/---

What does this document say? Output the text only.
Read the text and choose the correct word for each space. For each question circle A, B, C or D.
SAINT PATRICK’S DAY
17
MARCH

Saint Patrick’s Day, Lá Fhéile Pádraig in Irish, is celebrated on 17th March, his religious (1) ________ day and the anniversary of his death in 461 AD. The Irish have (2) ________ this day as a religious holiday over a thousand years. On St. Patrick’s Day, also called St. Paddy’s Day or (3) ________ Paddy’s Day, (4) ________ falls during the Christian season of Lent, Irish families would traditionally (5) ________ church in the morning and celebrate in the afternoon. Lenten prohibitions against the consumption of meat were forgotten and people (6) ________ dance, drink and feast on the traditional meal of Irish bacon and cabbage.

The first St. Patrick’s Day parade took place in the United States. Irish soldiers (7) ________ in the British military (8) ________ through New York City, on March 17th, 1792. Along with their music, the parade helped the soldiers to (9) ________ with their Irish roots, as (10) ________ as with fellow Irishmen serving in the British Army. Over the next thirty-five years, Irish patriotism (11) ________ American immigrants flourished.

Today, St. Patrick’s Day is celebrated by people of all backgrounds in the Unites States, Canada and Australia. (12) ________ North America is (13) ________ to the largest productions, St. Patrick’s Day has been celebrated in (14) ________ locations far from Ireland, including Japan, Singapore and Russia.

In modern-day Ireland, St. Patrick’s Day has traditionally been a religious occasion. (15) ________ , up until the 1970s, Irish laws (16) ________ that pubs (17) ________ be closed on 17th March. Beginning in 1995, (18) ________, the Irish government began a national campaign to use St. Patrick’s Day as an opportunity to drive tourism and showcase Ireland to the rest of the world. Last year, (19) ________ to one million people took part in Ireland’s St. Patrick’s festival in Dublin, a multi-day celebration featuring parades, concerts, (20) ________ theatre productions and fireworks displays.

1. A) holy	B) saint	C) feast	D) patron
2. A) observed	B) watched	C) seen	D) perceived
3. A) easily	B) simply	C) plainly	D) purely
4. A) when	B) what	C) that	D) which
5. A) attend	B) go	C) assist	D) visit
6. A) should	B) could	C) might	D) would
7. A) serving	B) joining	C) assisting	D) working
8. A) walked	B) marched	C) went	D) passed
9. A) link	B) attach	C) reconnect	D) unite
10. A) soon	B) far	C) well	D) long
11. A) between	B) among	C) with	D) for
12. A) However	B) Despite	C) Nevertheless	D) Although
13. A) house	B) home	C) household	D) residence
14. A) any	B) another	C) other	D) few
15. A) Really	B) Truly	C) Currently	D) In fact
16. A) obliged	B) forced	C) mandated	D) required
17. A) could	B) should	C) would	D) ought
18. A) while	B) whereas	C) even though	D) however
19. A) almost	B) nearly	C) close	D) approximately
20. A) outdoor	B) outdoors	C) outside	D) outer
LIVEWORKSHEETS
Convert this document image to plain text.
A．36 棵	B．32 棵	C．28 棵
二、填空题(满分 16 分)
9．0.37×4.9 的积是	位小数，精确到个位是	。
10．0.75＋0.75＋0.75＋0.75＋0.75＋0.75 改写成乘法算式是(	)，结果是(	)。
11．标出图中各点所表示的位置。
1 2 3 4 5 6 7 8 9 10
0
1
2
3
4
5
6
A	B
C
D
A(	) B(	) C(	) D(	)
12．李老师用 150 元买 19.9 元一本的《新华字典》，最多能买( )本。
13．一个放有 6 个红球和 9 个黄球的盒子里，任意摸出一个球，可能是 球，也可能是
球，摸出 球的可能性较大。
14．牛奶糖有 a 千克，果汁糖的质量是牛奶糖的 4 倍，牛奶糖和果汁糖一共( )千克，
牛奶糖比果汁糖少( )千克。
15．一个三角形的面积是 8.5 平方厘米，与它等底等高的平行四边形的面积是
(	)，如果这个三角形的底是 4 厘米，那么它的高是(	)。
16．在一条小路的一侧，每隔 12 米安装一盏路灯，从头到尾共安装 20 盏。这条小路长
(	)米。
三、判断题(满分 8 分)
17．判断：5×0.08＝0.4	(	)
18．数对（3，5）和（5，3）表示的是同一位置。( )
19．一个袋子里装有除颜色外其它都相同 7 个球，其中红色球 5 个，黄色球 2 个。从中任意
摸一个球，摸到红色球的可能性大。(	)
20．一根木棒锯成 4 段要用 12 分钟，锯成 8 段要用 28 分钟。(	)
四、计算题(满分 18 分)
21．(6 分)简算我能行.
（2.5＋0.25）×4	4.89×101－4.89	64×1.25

\---

Objective :: Of the lines above, how many include the word "this"? Reply with the number alone.

Written response :: 3